◆ GOAL:
Copy the records word for word, from the first line down through the line containing "fig2-label-o-b: O [592, 870, 604, 885]", with both ends included.

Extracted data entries

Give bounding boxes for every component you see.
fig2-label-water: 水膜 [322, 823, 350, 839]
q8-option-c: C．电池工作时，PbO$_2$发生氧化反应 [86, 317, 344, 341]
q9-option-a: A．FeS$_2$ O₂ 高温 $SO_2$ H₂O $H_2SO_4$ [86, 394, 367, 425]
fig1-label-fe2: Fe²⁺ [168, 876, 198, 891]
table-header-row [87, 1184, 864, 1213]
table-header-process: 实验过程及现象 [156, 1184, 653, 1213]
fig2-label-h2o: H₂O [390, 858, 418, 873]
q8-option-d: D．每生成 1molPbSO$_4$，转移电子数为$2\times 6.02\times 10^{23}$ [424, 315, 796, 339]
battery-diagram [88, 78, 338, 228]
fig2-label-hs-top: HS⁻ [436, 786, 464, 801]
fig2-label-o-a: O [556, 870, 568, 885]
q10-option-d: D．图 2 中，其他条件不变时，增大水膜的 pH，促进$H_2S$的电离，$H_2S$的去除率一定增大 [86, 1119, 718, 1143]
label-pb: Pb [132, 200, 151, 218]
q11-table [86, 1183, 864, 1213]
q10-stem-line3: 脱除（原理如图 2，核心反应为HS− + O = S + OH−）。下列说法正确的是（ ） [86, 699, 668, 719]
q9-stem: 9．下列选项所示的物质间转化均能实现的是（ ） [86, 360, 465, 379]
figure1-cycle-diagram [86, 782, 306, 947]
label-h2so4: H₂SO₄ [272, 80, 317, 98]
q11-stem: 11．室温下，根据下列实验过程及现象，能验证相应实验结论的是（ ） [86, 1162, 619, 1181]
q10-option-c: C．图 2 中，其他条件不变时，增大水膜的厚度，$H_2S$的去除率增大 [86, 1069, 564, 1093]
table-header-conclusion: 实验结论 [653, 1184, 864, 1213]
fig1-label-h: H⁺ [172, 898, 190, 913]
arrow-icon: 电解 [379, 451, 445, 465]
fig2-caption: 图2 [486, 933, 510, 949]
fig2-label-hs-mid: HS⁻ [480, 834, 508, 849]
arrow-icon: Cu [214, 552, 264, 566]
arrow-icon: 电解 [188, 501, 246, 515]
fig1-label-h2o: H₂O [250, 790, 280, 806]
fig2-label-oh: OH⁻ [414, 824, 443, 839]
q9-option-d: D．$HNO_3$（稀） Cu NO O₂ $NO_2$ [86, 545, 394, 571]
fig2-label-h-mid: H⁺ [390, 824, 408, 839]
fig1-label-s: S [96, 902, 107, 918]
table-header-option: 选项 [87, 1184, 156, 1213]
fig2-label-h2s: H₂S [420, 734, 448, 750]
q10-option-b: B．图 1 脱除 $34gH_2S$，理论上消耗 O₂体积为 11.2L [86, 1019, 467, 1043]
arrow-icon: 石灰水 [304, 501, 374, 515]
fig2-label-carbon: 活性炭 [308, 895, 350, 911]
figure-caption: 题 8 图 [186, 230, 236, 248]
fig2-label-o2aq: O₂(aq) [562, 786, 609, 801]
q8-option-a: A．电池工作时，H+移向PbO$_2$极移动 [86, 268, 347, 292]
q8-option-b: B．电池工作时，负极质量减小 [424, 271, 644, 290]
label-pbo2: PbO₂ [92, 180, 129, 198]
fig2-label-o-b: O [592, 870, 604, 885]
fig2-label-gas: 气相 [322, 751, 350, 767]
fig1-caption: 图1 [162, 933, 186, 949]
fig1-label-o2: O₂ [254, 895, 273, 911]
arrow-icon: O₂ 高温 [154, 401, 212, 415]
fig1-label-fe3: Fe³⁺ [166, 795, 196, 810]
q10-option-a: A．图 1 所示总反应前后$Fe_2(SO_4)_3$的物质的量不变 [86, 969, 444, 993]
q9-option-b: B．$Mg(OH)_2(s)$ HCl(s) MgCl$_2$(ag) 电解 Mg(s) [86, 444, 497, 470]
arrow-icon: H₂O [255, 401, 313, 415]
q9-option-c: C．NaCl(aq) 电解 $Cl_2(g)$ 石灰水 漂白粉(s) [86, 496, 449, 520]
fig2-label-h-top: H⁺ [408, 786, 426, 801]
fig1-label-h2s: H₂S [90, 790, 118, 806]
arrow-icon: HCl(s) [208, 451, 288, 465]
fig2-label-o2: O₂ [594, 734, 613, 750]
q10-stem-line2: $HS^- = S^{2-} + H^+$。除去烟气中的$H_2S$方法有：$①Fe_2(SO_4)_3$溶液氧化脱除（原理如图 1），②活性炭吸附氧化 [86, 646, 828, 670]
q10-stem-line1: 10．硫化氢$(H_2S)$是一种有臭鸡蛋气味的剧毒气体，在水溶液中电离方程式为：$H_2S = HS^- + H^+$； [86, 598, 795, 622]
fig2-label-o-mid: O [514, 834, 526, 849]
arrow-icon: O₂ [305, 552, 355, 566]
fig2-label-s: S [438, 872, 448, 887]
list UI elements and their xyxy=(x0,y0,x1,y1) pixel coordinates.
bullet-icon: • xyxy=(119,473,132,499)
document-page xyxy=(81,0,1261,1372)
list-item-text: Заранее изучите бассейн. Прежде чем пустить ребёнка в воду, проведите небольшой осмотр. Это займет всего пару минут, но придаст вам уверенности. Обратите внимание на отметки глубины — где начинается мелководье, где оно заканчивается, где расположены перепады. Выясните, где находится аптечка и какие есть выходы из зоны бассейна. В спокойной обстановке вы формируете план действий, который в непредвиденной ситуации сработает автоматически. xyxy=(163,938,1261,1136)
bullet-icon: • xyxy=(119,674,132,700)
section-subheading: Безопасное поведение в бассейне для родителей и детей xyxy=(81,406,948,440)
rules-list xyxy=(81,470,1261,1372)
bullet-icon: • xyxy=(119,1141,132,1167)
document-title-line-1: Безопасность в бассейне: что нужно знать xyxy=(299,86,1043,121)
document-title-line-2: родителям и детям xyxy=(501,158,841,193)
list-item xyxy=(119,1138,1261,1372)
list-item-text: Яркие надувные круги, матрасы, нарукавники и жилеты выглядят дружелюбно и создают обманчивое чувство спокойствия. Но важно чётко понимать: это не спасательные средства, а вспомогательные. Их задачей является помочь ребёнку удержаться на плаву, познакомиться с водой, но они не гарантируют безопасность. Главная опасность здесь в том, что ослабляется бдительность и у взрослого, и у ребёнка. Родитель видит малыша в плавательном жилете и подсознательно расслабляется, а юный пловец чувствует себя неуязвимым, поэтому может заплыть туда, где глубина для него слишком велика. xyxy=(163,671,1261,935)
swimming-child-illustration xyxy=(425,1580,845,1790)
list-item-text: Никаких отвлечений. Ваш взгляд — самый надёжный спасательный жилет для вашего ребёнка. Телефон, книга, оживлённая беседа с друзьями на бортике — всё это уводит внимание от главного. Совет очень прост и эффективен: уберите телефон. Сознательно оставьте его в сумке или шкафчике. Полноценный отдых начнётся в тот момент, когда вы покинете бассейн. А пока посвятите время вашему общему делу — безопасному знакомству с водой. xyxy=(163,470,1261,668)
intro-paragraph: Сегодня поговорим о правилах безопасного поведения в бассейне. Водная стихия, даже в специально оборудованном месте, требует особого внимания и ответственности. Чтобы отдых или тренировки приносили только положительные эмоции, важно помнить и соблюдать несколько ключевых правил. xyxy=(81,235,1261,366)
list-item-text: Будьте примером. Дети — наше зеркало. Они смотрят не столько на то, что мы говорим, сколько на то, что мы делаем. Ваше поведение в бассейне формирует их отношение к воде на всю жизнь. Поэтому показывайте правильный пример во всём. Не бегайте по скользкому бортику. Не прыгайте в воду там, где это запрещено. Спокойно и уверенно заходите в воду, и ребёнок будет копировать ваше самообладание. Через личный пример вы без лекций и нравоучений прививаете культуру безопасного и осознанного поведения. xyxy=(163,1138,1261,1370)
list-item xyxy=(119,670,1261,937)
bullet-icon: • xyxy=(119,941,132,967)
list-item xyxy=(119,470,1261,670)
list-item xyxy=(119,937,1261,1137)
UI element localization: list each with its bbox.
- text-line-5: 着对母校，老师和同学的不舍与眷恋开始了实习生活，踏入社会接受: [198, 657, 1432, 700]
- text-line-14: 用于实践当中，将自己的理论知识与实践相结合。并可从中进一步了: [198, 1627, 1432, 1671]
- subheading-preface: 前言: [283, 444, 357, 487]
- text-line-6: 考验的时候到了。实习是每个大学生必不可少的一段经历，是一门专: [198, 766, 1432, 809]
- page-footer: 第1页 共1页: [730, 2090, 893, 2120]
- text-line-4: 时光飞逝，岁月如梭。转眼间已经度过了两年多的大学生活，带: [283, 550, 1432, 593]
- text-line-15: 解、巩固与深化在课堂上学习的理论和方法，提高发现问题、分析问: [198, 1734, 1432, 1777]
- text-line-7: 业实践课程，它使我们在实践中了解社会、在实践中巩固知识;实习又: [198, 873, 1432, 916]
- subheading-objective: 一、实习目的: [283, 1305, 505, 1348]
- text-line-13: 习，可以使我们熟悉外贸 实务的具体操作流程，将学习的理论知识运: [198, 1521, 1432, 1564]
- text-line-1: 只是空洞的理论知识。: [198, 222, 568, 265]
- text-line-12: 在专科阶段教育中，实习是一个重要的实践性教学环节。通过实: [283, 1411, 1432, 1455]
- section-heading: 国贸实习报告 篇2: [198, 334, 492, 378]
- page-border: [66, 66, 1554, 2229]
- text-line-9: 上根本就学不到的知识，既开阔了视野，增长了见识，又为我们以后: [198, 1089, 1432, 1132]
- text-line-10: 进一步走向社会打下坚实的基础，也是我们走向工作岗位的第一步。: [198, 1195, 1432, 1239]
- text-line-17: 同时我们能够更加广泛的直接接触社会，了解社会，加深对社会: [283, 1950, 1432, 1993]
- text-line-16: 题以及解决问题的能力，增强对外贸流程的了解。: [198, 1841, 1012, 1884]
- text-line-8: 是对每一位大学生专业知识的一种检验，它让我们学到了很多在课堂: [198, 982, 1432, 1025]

◆ FULL SOLUTION:
Give bounding boxes for every component you see.
fig2-label-water: 水膜 [322, 823, 350, 839]
q8-option-c: C．电池工作时，PbO$_2$发生氧化反应 [86, 317, 344, 341]
q9-option-a: A．FeS$_2$ O₂ 高温 $SO_2$ H₂O $H_2SO_4$ [86, 394, 367, 425]
fig1-label-fe2: Fe²⁺ [168, 876, 198, 891]
table-header-row [87, 1184, 864, 1213]
table-header-process: 实验过程及现象 [156, 1184, 653, 1213]
fig2-label-h2o: H₂O [390, 858, 418, 873]
q8-option-d: D．每生成 1molPbSO$_4$，转移电子数为$2\times 6.02\times 10^{23}$ [424, 315, 796, 339]
battery-diagram [88, 78, 338, 228]
fig2-label-hs-top: HS⁻ [436, 786, 464, 801]
fig2-label-o-a: O [556, 870, 568, 885]
q10-option-d: D．图 2 中，其他条件不变时，增大水膜的 pH，促进$H_2S$的电离，$H_2S$的去除率一定增大 [86, 1119, 718, 1143]
label-pb: Pb [132, 200, 151, 218]
q11-table [86, 1183, 864, 1213]
q10-stem-line3: 脱除（原理如图 2，核心反应为HS− + O = S + OH−）。下列说法正确的是（ ） [86, 699, 668, 719]
q9-stem: 9．下列选项所示的物质间转化均能实现的是（ ） [86, 360, 465, 379]
figure1-cycle-diagram [86, 782, 306, 947]
label-h2so4: H₂SO₄ [272, 80, 317, 98]
q11-stem: 11．室温下，根据下列实验过程及现象，能验证相应实验结论的是（ ） [86, 1162, 619, 1181]
q10-option-c: C．图 2 中，其他条件不变时，增大水膜的厚度，$H_2S$的去除率增大 [86, 1069, 564, 1093]
table-header-conclusion: 实验结论 [653, 1184, 864, 1213]
fig1-label-h: H⁺ [172, 898, 190, 913]
arrow-icon: 电解 [379, 451, 445, 465]
fig2-caption: 图2 [486, 933, 510, 949]
fig2-label-hs-mid: HS⁻ [480, 834, 508, 849]
arrow-icon: Cu [214, 552, 264, 566]
arrow-icon: 电解 [188, 501, 246, 515]
fig1-label-h2o: H₂O [250, 790, 280, 806]
fig2-label-oh: OH⁻ [414, 824, 443, 839]
q9-option-d: D．$HNO_3$（稀） Cu NO O₂ $NO_2$ [86, 545, 394, 571]
fig2-label-h-mid: H⁺ [390, 824, 408, 839]
fig1-label-s: S [96, 902, 107, 918]
table-header-option: 选项 [87, 1184, 156, 1213]
fig2-label-h2s: H₂S [420, 734, 448, 750]
q10-option-b: B．图 1 脱除 $34gH_2S$，理论上消耗 O₂体积为 11.2L [86, 1019, 467, 1043]
arrow-icon: 石灰水 [304, 501, 374, 515]
fig2-label-carbon: 活性炭 [308, 895, 350, 911]
figure-caption: 题 8 图 [186, 230, 236, 248]
fig2-label-o2aq: O₂(aq) [562, 786, 609, 801]
q8-option-a: A．电池工作时，H+移向PbO$_2$极移动 [86, 268, 347, 292]
q8-option-b: B．电池工作时，负极质量减小 [424, 271, 644, 290]
label-pbo2: PbO₂ [92, 180, 129, 198]
fig2-label-o-b: O [592, 870, 604, 885]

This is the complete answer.